Directive » Repeat the entire listing exactly.
Start Exercise input
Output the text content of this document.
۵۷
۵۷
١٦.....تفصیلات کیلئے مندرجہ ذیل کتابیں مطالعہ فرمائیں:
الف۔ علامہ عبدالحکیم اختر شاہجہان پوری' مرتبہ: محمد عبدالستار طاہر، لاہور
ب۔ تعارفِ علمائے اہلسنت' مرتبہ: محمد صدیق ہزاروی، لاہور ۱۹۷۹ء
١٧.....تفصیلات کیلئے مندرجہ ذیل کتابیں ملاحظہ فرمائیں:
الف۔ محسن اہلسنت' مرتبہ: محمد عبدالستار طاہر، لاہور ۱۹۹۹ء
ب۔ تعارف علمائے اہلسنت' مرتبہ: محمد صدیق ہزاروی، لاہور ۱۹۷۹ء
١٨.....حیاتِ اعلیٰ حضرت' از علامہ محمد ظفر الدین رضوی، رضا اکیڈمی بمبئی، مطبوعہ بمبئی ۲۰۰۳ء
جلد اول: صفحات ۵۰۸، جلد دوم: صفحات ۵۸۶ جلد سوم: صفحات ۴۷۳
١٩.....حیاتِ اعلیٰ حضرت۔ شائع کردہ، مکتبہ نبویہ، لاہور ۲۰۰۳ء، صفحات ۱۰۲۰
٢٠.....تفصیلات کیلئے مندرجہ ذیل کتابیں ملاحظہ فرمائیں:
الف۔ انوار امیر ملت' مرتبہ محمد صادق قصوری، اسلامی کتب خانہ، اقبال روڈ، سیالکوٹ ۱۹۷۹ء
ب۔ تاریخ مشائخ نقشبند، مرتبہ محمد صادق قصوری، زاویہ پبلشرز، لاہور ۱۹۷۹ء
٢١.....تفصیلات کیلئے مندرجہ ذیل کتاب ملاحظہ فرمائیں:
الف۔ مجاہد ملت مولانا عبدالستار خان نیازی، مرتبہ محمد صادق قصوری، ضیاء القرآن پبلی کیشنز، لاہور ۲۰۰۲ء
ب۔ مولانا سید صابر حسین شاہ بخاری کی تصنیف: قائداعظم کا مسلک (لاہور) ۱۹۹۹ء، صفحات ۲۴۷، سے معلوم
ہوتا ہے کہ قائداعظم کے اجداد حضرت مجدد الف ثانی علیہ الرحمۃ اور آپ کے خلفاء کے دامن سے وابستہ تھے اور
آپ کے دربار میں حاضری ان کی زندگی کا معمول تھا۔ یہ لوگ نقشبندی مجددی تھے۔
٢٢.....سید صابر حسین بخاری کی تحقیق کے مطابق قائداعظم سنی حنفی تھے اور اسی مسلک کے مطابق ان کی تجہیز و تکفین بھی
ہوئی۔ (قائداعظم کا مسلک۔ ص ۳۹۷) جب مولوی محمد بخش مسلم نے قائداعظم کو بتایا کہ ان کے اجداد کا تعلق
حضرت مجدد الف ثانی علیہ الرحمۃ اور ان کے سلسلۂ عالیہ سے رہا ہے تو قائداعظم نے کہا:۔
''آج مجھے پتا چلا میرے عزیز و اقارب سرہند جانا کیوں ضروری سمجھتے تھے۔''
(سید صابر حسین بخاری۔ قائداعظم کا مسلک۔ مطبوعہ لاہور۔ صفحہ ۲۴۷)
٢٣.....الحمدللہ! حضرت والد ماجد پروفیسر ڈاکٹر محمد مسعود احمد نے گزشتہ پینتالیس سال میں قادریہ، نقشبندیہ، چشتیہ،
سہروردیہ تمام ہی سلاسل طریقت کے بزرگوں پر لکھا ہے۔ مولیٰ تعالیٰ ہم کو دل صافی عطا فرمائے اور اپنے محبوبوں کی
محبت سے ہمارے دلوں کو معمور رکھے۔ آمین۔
End Exercise input
Answer to the task »
Output the text content of this document.
۵۷
۵۷
١٦.....تفصیلات کیلئے مندرجہ ذیل کتابیں مطالعہ فرمائیں:
الف۔ علامہ عبدالحکیم اختر شاہجہان پوری' مرتبہ: محمد عبدالستار طاہر، لاہور
ب۔ تعارفِ علمائے اہلسنت' مرتبہ: محمد صدیق ہزاروی، لاہور ۱۹۷۹ء
١٧.....تفصیلات کیلئے مندرجہ ذیل کتابیں ملاحظہ فرمائیں:
الف۔ محسن اہلسنت' مرتبہ: محمد عبدالستار طاہر، لاہور ۱۹۹۹ء
ب۔ تعارف علمائے اہلسنت' مرتبہ: محمد صدیق ہزاروی، لاہور ۱۹۷۹ء
١٨.....حیاتِ اعلیٰ حضرت' از علامہ محمد ظفر الدین رضوی، رضا اکیڈمی بمبئی، مطبوعہ بمبئی ۲۰۰۳ء
جلد اول: صفحات ۵۰۸، جلد دوم: صفحات ۵۸۶ جلد سوم: صفحات ۴۷۳
١٩.....حیاتِ اعلیٰ حضرت۔ شائع کردہ، مکتبہ نبویہ، لاہور ۲۰۰۳ء، صفحات ۱۰۲۰
٢٠.....تفصیلات کیلئے مندرجہ ذیل کتابیں ملاحظہ فرمائیں:
الف۔ انوار امیر ملت' مرتبہ محمد صادق قصوری، اسلامی کتب خانہ، اقبال روڈ، سیالکوٹ ۱۹۷۹ء
ب۔ تاریخ مشائخ نقشبند، مرتبہ محمد صادق قصوری، زاویہ پبلشرز، لاہور ۱۹۷۹ء
٢١.....تفصیلات کیلئے مندرجہ ذیل کتاب ملاحظہ فرمائیں:
الف۔ مجاہد ملت مولانا عبدالستار خان نیازی، مرتبہ محمد صادق قصوری، ضیاء القرآن پبلی کیشنز، لاہور ۲۰۰۲ء
ب۔ مولانا سید صابر حسین شاہ بخاری کی تصنیف: قائداعظم کا مسلک (لاہور) ۱۹۹۹ء، صفحات ۲۴۷، سے معلوم
ہوتا ہے کہ قائداعظم کے اجداد حضرت مجدد الف ثانی علیہ الرحمۃ اور آپ کے خلفاء کے دامن سے وابستہ تھے اور
آپ کے دربار میں حاضری ان کی زندگی کا معمول تھا۔ یہ لوگ نقشبندی مجددی تھے۔
٢٢.....سید صابر حسین بخاری کی تحقیق کے مطابق قائداعظم سنی حنفی تھے اور اسی مسلک کے مطابق ان کی تجہیز و تکفین بھی
ہوئی۔ (قائداعظم کا مسلک۔ ص ۳۹۷) جب مولوی محمد بخش مسلم نے قائداعظم کو بتایا کہ ان کے اجداد کا تعلق
حضرت مجدد الف ثانی علیہ الرحمۃ اور ان کے سلسلۂ عالیہ سے رہا ہے تو قائداعظم نے کہا:۔
''آج مجھے پتا چلا میرے عزیز و اقارب سرہند جانا کیوں ضروری سمجھتے تھے۔''
(سید صابر حسین بخاری۔ قائداعظم کا مسلک۔ مطبوعہ لاہور۔ صفحہ ۲۴۷)
٢٣.....الحمدللہ! حضرت والد ماجد پروفیسر ڈاکٹر محمد مسعود احمد نے گزشتہ پینتالیس سال میں قادریہ، نقشبندیہ، چشتیہ،
سہروردیہ تمام ہی سلاسل طریقت کے بزرگوں پر لکھا ہے۔ مولیٰ تعالیٰ ہم کو دل صافی عطا فرمائے اور اپنے محبوبوں کی
محبت سے ہمارے دلوں کو معمور رکھے۔ آمین۔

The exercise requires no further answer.